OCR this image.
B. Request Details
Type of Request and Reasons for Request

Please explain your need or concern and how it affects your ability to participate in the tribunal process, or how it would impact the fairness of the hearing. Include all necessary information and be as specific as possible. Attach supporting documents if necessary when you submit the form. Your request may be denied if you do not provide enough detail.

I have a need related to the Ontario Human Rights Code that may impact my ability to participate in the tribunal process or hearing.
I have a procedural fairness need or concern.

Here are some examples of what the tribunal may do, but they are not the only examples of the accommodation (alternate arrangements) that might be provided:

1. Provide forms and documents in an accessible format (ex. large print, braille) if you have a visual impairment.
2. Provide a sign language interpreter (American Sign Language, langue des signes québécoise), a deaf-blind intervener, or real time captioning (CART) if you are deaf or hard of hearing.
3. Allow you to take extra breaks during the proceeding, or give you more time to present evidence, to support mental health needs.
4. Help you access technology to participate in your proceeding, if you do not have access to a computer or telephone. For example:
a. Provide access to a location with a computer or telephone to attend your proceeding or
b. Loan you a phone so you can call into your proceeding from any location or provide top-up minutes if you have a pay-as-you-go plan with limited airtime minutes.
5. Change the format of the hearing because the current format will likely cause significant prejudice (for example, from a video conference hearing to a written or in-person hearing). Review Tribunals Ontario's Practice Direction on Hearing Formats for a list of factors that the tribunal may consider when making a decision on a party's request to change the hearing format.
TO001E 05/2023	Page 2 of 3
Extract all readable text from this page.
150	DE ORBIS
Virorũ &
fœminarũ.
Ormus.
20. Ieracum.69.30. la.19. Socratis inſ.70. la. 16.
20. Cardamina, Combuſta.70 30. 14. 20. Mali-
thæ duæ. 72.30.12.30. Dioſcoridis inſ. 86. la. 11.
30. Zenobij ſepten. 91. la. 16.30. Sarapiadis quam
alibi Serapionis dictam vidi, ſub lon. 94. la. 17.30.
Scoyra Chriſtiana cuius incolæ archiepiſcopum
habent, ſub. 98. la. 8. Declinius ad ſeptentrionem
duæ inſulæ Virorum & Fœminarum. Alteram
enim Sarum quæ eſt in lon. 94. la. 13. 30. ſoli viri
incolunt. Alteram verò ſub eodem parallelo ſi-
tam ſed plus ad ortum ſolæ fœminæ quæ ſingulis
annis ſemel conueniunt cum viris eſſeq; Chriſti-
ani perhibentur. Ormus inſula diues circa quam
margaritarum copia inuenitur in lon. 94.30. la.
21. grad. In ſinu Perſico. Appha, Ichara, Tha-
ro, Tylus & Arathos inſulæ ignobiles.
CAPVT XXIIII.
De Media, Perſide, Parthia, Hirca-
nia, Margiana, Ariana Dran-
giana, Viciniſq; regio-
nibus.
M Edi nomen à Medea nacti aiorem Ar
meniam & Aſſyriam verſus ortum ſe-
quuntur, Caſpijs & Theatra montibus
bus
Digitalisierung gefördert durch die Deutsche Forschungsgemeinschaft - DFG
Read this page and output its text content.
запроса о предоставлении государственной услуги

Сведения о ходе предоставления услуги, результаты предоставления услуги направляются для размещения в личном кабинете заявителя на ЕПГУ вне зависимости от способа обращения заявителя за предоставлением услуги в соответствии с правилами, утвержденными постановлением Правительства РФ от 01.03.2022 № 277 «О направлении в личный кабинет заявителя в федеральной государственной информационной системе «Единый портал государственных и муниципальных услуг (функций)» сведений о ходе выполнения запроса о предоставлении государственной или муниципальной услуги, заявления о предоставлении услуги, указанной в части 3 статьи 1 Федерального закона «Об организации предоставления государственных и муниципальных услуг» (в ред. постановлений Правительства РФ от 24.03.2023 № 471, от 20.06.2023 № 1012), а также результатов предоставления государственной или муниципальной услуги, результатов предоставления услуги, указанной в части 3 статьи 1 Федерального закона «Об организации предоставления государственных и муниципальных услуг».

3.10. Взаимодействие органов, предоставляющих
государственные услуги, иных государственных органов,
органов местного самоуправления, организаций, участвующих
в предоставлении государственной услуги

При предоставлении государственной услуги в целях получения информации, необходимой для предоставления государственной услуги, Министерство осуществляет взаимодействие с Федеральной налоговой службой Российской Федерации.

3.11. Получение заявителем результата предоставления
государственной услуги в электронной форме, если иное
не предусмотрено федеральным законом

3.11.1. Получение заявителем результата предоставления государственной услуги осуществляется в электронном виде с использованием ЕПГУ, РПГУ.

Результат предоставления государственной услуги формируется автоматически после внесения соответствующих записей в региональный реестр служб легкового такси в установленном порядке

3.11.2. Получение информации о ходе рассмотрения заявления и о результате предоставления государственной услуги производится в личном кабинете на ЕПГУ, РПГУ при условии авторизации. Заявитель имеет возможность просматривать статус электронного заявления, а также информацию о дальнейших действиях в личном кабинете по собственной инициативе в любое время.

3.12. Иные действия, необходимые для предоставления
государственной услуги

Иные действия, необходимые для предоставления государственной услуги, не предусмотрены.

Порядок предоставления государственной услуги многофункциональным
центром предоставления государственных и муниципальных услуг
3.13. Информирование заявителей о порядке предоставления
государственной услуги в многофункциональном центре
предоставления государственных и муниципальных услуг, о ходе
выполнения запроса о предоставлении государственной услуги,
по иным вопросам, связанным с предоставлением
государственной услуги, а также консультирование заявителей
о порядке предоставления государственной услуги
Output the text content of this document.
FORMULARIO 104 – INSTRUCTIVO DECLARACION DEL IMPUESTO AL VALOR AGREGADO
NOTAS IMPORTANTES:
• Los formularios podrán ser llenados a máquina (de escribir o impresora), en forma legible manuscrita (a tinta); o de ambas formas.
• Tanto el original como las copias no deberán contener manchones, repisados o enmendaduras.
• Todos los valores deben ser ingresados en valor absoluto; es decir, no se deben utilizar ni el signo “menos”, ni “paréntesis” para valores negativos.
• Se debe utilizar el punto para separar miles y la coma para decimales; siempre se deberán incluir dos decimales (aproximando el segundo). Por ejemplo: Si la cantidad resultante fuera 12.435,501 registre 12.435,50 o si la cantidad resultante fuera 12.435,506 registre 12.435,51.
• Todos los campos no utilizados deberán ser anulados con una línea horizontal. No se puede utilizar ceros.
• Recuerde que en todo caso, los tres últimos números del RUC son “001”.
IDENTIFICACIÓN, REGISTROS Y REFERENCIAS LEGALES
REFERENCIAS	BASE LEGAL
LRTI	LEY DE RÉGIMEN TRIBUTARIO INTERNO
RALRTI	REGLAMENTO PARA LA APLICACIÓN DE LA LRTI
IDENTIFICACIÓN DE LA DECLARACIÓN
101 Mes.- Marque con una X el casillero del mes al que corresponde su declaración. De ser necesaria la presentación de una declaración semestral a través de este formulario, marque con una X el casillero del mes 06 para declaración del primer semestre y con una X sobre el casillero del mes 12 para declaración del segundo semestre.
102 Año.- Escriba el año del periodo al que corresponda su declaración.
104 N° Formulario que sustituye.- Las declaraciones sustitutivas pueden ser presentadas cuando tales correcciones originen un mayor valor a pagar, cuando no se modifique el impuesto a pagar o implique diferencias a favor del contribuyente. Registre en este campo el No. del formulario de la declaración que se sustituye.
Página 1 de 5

What is required
Pull out each line of the listing that holds the string "LRTI".

Response to the task
LRTI	LEY DE RÉGIMEN TRIBUTARIO INTERNO
RALRTI	REGLAMENTO PARA LA APLICACIÓN DE LA LRTI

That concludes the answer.